Repeat, exactly and completely, the material that follows. Omit the pictures.
** begin Exercise inputs **
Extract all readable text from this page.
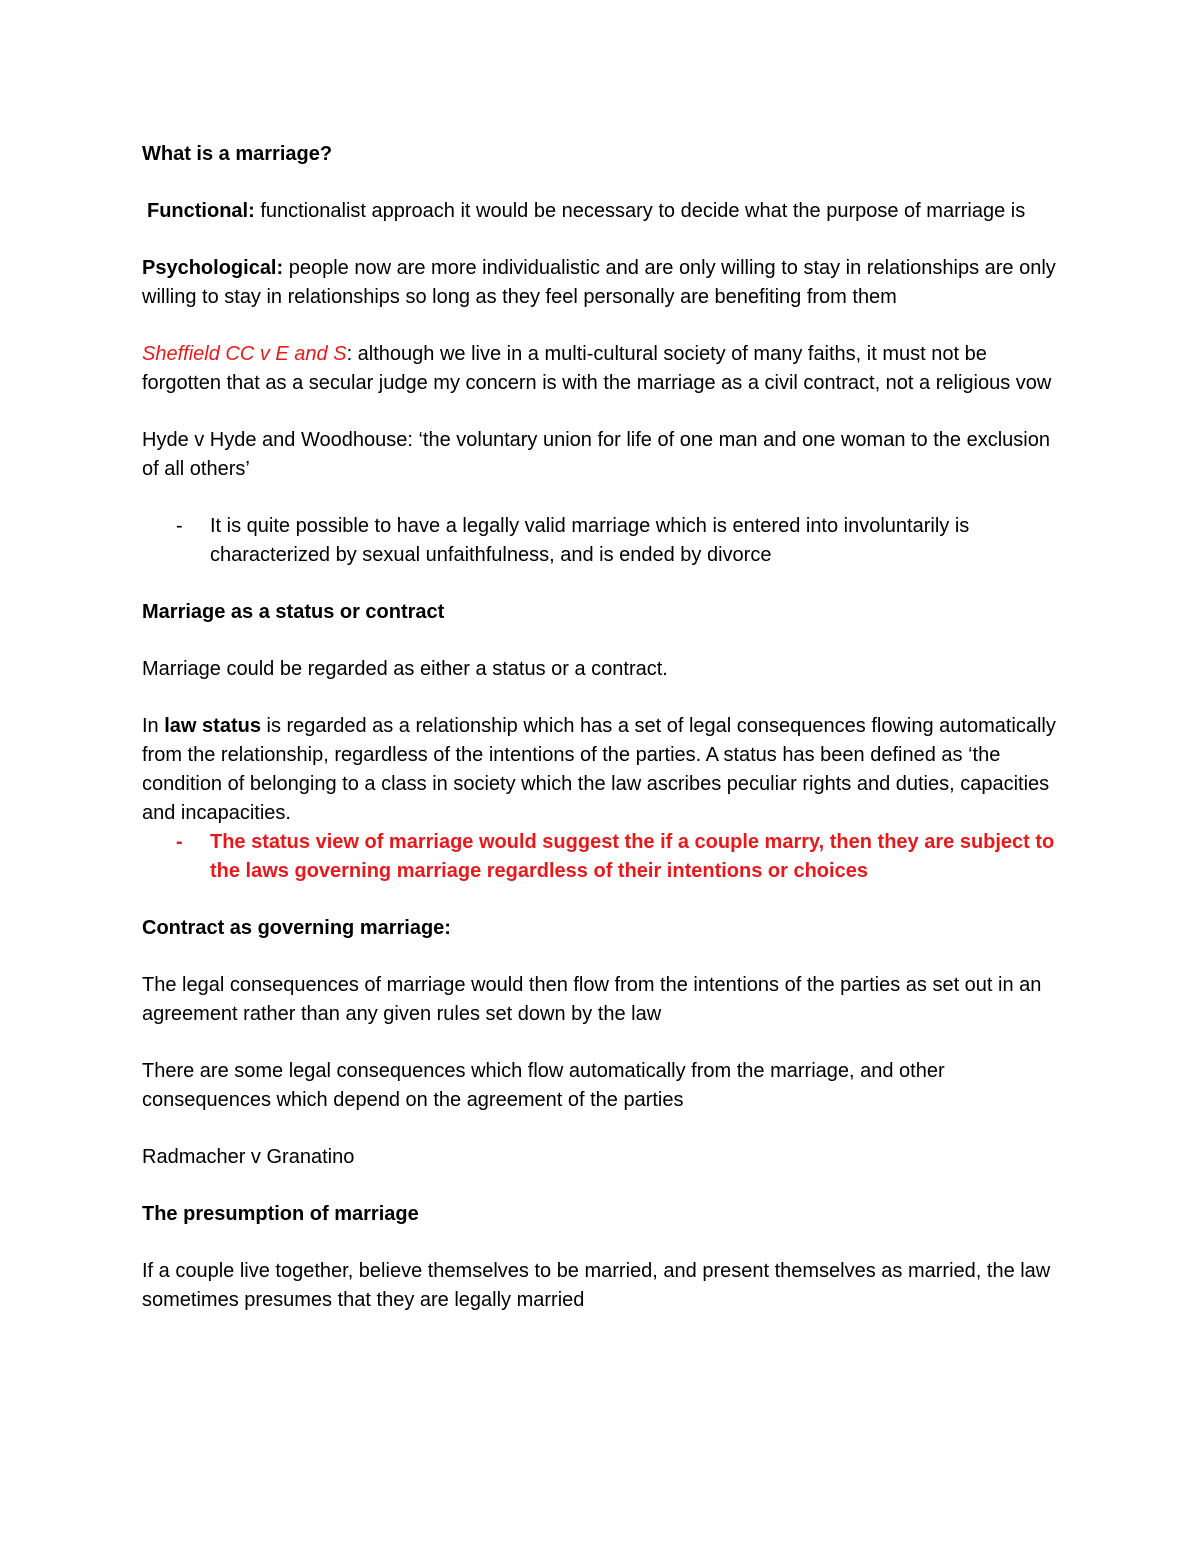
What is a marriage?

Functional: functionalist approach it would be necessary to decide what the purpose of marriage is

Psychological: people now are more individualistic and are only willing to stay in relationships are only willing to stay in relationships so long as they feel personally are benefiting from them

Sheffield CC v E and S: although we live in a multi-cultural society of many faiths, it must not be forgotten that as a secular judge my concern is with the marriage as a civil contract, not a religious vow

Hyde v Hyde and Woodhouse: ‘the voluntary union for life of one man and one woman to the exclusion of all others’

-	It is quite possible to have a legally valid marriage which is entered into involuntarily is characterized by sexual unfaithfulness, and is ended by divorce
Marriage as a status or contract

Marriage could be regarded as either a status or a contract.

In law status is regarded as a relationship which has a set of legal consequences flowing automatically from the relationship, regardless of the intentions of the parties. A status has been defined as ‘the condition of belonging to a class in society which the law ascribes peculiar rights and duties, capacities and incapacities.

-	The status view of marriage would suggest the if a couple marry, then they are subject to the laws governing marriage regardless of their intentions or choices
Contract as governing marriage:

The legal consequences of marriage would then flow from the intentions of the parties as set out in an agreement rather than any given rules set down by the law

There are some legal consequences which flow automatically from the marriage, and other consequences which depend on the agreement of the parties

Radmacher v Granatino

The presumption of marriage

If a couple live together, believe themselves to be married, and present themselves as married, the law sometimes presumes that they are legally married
** end Exercise inputs **
=== Correct response ===
Extract all readable text from this page.
What is a marriage?

Functional: functionalist approach it would be necessary to decide what the purpose of marriage is

Psychological: people now are more individualistic and are only willing to stay in relationships are only willing to stay in relationships so long as they feel personally are benefiting from them

Sheffield CC v E and S: although we live in a multi-cultural society of many faiths, it must not be forgotten that as a secular judge my concern is with the marriage as a civil contract, not a religious vow

Hyde v Hyde and Woodhouse: ‘the voluntary union for life of one man and one woman to the exclusion of all others’

-	It is quite possible to have a legally valid marriage which is entered into involuntarily is characterized by sexual unfaithfulness, and is ended by divorce
Marriage as a status or contract

Marriage could be regarded as either a status or a contract.

In law status is regarded as a relationship which has a set of legal consequences flowing automatically from the relationship, regardless of the intentions of the parties. A status has been defined as ‘the condition of belonging to a class in society which the law ascribes peculiar rights and duties, capacities and incapacities.

-	The status view of marriage would suggest the if a couple marry, then they are subject to the laws governing marriage regardless of their intentions or choices
Contract as governing marriage:

The legal consequences of marriage would then flow from the intentions of the parties as set out in an agreement rather than any given rules set down by the law

There are some legal consequences which flow automatically from the marriage, and other consequences which depend on the agreement of the parties

Radmacher v Granatino

The presumption of marriage

If a couple live together, believe themselves to be married, and present themselves as married, the law sometimes presumes that they are legally married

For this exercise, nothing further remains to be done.